▸ Input data

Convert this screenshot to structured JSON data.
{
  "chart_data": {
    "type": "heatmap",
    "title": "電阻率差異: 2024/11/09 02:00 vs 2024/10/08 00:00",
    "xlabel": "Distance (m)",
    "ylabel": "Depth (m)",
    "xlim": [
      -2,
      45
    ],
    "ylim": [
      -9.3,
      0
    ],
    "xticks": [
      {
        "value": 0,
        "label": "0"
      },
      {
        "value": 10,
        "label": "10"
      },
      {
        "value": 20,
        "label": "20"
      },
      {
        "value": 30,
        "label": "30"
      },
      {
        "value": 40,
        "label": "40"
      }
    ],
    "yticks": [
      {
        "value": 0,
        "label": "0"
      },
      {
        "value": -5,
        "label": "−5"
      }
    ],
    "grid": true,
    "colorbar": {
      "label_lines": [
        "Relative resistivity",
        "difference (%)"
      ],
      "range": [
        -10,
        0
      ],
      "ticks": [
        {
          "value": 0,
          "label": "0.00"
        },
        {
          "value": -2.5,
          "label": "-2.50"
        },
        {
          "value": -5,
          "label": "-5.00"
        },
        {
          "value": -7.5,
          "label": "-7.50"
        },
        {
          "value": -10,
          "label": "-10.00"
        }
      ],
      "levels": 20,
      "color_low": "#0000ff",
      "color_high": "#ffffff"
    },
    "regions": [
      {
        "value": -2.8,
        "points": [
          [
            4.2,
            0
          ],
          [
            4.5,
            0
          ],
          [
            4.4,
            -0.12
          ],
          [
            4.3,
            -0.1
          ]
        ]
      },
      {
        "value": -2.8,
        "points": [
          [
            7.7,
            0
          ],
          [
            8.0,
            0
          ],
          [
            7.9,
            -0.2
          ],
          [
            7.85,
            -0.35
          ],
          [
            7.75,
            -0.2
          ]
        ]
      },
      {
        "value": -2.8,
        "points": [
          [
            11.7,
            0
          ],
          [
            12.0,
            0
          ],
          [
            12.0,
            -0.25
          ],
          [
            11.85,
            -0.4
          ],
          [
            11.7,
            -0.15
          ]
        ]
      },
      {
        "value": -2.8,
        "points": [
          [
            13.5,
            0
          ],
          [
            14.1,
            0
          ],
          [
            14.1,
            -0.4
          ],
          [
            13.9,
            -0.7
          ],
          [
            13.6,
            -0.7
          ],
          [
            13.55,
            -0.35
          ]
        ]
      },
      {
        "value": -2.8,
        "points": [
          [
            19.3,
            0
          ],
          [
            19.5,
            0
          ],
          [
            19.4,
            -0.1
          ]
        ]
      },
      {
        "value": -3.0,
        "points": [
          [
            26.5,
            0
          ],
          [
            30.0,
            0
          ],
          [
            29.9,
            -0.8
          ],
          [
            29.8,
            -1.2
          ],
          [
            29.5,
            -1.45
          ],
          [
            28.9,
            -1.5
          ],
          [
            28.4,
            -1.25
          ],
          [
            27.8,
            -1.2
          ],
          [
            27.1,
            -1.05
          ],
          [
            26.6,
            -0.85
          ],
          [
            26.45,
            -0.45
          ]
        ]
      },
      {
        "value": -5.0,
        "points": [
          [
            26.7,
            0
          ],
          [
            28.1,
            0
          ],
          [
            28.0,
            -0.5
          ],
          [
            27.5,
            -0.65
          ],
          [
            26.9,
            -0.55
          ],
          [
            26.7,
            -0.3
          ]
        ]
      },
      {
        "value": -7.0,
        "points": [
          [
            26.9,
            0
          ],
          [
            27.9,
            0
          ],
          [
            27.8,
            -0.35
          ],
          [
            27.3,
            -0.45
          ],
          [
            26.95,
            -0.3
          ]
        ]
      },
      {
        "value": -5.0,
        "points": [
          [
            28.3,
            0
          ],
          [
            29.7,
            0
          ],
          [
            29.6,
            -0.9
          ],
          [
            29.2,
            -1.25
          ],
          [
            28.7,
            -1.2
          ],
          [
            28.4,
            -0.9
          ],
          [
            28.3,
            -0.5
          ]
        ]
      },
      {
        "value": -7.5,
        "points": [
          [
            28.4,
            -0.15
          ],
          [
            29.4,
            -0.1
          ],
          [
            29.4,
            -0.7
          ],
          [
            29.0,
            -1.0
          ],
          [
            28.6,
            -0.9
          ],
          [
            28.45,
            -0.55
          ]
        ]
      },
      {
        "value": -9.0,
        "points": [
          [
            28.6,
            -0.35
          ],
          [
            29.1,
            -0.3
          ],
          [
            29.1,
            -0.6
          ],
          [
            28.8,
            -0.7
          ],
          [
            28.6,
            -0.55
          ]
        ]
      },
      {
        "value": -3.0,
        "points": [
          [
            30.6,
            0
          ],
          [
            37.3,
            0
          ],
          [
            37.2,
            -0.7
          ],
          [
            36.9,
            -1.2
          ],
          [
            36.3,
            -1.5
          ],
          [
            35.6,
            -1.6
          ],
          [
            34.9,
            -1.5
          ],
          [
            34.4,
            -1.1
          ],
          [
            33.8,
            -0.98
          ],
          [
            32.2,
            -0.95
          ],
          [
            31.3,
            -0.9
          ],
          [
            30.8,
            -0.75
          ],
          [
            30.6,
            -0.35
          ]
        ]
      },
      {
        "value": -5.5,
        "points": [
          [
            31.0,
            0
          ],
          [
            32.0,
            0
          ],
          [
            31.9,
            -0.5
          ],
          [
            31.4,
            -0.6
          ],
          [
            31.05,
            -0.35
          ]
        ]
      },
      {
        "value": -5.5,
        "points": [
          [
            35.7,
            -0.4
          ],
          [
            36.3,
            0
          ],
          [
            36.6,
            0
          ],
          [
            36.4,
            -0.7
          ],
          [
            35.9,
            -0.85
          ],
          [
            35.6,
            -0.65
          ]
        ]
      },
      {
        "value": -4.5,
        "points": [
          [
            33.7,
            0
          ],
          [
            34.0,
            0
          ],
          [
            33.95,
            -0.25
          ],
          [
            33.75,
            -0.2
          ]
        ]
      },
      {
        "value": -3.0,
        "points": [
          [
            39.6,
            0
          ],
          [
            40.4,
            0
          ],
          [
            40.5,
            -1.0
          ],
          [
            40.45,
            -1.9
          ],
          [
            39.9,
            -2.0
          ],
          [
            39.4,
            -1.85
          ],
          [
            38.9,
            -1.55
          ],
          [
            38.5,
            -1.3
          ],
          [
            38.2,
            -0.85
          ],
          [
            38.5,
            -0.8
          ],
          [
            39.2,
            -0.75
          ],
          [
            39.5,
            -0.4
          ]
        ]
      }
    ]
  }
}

▸ What to do
Nothing in the data may differ; print all of it exactly as written.

▸ Solution for this task
Convert this screenshot to structured JSON data.
{
  "chart_data": {
    "type": "heatmap",
    "title": "電阻率差異: 2024/11/09 02:00 vs 2024/10/08 00:00",
    "xlabel": "Distance (m)",
    "ylabel": "Depth (m)",
    "xlim": [
      -2,
      45
    ],
    "ylim": [
      -9.3,
      0
    ],
    "xticks": [
      {
        "value": 0,
        "label": "0"
      },
      {
        "value": 10,
        "label": "10"
      },
      {
        "value": 20,
        "label": "20"
      },
      {
        "value": 30,
        "label": "30"
      },
      {
        "value": 40,
        "label": "40"
      }
    ],
    "yticks": [
      {
        "value": 0,
        "label": "0"
      },
      {
        "value": -5,
        "label": "−5"
      }
    ],
    "grid": true,
    "colorbar": {
      "label_lines": [
        "Relative resistivity",
        "difference (%)"
      ],
      "range": [
        -10,
        0
      ],
      "ticks": [
        {
          "value": 0,
          "label": "0.00"
        },
        {
          "value": -2.5,
          "label": "-2.50"
        },
        {
          "value": -5,
          "label": "-5.00"
        },
        {
          "value": -7.5,
          "label": "-7.50"
        },
        {
          "value": -10,
          "label": "-10.00"
        }
      ],
      "levels": 20,
      "color_low": "#0000ff",
      "color_high": "#ffffff"
    },
    "regions": [
      {
        "value": -2.8,
        "points": [
          [
            4.2,
            0
          ],
          [
            4.5,
            0
          ],
          [
            4.4,
            -0.12
          ],
          [
            4.3,
            -0.1
          ]
        ]
      },
      {
        "value": -2.8,
        "points": [
          [
            7.7,
            0
          ],
          [
            8.0,
            0
          ],
          [
            7.9,
            -0.2
          ],
          [
            7.85,
            -0.35
          ],
          [
            7.75,
            -0.2
          ]
        ]
      },
      {
        "value": -2.8,
        "points": [
          [
            11.7,
            0
          ],
          [
            12.0,
            0
          ],
          [
            12.0,
            -0.25
          ],
          [
            11.85,
            -0.4
          ],
          [
            11.7,
            -0.15
          ]
        ]
      },
      {
        "value": -2.8,
        "points": [
          [
            13.5,
            0
          ],
          [
            14.1,
            0
          ],
          [
            14.1,
            -0.4
          ],
          [
            13.9,
            -0.7
          ],
          [
            13.6,
            -0.7
          ],
          [
            13.55,
            -0.35
          ]
        ]
      },
      {
        "value": -2.8,
        "points": [
          [
            19.3,
            0
          ],
          [
            19.5,
            0
          ],
          [
            19.4,
            -0.1
          ]
        ]
      },
      {
        "value": -3.0,
        "points": [
          [
            26.5,
            0
          ],
          [
            30.0,
            0
          ],
          [
            29.9,
            -0.8
          ],
          [
            29.8,
            -1.2
          ],
          [
            29.5,
            -1.45
          ],
          [
            28.9,
            -1.5
          ],
          [
            28.4,
            -1.25
          ],
          [
            27.8,
            -1.2
          ],
          [
            27.1,
            -1.05
          ],
          [
            26.6,
            -0.85
          ],
          [
            26.45,
            -0.45
          ]
        ]
      },
      {
        "value": -5.0,
        "points": [
          [
            26.7,
            0
          ],
          [
            28.1,
            0
          ],
          [
            28.0,
            -0.5
          ],
          [
            27.5,
            -0.65
          ],
          [
            26.9,
            -0.55
          ],
          [
            26.7,
            -0.3
          ]
        ]
      },
      {
        "value": -7.0,
        "points": [
          [
            26.9,
            0
          ],
          [
            27.9,
            0
          ],
          [
            27.8,
            -0.35
          ],
          [
            27.3,
            -0.45
          ],
          [
            26.95,
            -0.3
          ]
        ]
      },
      {
        "value": -5.0,
        "points": [
          [
            28.3,
            0
          ],
          [
            29.7,
            0
          ],
          [
            29.6,
            -0.9
          ],
          [
            29.2,
            -1.25
          ],
          [
            28.7,
            -1.2
          ],
          [
            28.4,
            -0.9
          ],
          [
            28.3,
            -0.5
          ]
        ]
      },
      {
        "value": -7.5,
        "points": [
          [
            28.4,
            -0.15
          ],
          [
            29.4,
            -0.1
          ],
          [
            29.4,
            -0.7
          ],
          [
            29.0,
            -1.0
          ],
          [
            28.6,
            -0.9
          ],
          [
            28.45,
            -0.55
          ]
        ]
      },
      {
        "value": -9.0,
        "points": [
          [
            28.6,
            -0.35
          ],
          [
            29.1,
            -0.3
          ],
          [
            29.1,
            -0.6
          ],
          [
            28.8,
            -0.7
          ],
          [
            28.6,
            -0.55
          ]
        ]
      },
      {
        "value": -3.0,
        "points": [
          [
            30.6,
            0
          ],
          [
            37.3,
            0
          ],
          [
            37.2,
            -0.7
          ],
          [
            36.9,
            -1.2
          ],
          [
            36.3,
            -1.5
          ],
          [
            35.6,
            -1.6
          ],
          [
            34.9,
            -1.5
          ],
          [
            34.4,
            -1.1
          ],
          [
            33.8,
            -0.98
          ],
          [
            32.2,
            -0.95
          ],
          [
            31.3,
            -0.9
          ],
          [
            30.8,
            -0.75
          ],
          [
            30.6,
            -0.35
          ]
        ]
      },
      {
        "value": -5.5,
        "points": [
          [
            31.0,
            0
          ],
          [
            32.0,
            0
          ],
          [
            31.9,
            -0.5
          ],
          [
            31.4,
            -0.6
          ],
          [
            31.05,
            -0.35
          ]
        ]
      },
      {
        "value": -5.5,
        "points": [
          [
            35.7,
            -0.4
          ],
          [
            36.3,
            0
          ],
          [
            36.6,
            0
          ],
          [
            36.4,
            -0.7
          ],
          [
            35.9,
            -0.85
          ],
          [
            35.6,
            -0.65
          ]
        ]
      },
      {
        "value": -4.5,
        "points": [
          [
            33.7,
            0
          ],
          [
            34.0,
            0
          ],
          [
            33.95,
            -0.25
          ],
          [
            33.75,
            -0.2
          ]
        ]
      },
      {
        "value": -3.0,
        "points": [
          [
            39.6,
            0
          ],
          [
            40.4,
            0
          ],
          [
            40.5,
            -1.0
          ],
          [
            40.45,
            -1.9
          ],
          [
            39.9,
            -2.0
          ],
          [
            39.4,
            -1.85
          ],
          [
            38.9,
            -1.55
          ],
          [
            38.5,
            -1.3
          ],
          [
            38.2,
            -0.85
          ],
          [
            38.5,
            -0.8
          ],
          [
            39.2,
            -0.75
          ],
          [
            39.5,
            -0.4
          ]
        ]
      }
    ]
  }
}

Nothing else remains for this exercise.